# Instructions for the task
Every entry must be duplicated precisely as written.

# Task input
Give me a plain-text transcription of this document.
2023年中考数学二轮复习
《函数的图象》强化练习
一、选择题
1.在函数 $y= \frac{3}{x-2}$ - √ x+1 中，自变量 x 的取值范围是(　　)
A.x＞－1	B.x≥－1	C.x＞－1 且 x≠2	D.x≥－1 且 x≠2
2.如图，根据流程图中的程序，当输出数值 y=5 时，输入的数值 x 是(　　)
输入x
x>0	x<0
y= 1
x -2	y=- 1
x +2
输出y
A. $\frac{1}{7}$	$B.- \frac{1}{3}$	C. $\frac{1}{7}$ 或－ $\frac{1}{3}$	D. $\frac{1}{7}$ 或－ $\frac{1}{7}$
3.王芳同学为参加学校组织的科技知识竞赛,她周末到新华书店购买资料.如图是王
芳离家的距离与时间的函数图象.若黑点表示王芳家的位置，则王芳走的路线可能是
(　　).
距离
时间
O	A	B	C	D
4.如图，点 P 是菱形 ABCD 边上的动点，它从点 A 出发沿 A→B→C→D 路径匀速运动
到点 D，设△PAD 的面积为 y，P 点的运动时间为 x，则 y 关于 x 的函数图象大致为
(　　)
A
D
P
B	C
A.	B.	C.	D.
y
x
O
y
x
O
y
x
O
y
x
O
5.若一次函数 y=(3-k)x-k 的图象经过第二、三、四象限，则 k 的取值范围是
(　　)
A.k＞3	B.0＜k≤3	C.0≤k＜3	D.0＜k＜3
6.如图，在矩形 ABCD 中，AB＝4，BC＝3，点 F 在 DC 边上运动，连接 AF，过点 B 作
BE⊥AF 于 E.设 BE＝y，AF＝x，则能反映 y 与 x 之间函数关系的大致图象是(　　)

# Full answer
Give me a plain-text transcription of this document.
2023年中考数学二轮复习
《函数的图象》强化练习
一、选择题
1.在函数 $y= \frac{3}{x-2}$ - √ x+1 中，自变量 x 的取值范围是(　　)
A.x＞－1	B.x≥－1	C.x＞－1 且 x≠2	D.x≥－1 且 x≠2
2.如图，根据流程图中的程序，当输出数值 y=5 时，输入的数值 x 是(　　)
输入x
x>0	x<0
y= 1
x -2	y=- 1
x +2
输出y
A. $\frac{1}{7}$	$B.- \frac{1}{3}$	C. $\frac{1}{7}$ 或－ $\frac{1}{3}$	D. $\frac{1}{7}$ 或－ $\frac{1}{7}$
3.王芳同学为参加学校组织的科技知识竞赛,她周末到新华书店购买资料.如图是王
芳离家的距离与时间的函数图象.若黑点表示王芳家的位置，则王芳走的路线可能是
(　　).
距离
时间
O	A	B	C	D
4.如图，点 P 是菱形 ABCD 边上的动点，它从点 A 出发沿 A→B→C→D 路径匀速运动
到点 D，设△PAD 的面积为 y，P 点的运动时间为 x，则 y 关于 x 的函数图象大致为
(　　)
A
D
P
B	C
A.	B.	C.	D.
y
x
O
y
x
O
y
x
O
y
x
O
5.若一次函数 y=(3-k)x-k 的图象经过第二、三、四象限，则 k 的取值范围是
(　　)
A.k＞3	B.0＜k≤3	C.0≤k＜3	D.0＜k＜3
6.如图，在矩形 ABCD 中，AB＝4，BC＝3，点 F 在 DC 边上运动，连接 AF，过点 B 作
BE⊥AF 于 E.设 BE＝y，AF＝x，则能反映 y 与 x 之间函数关系的大致图象是(　　)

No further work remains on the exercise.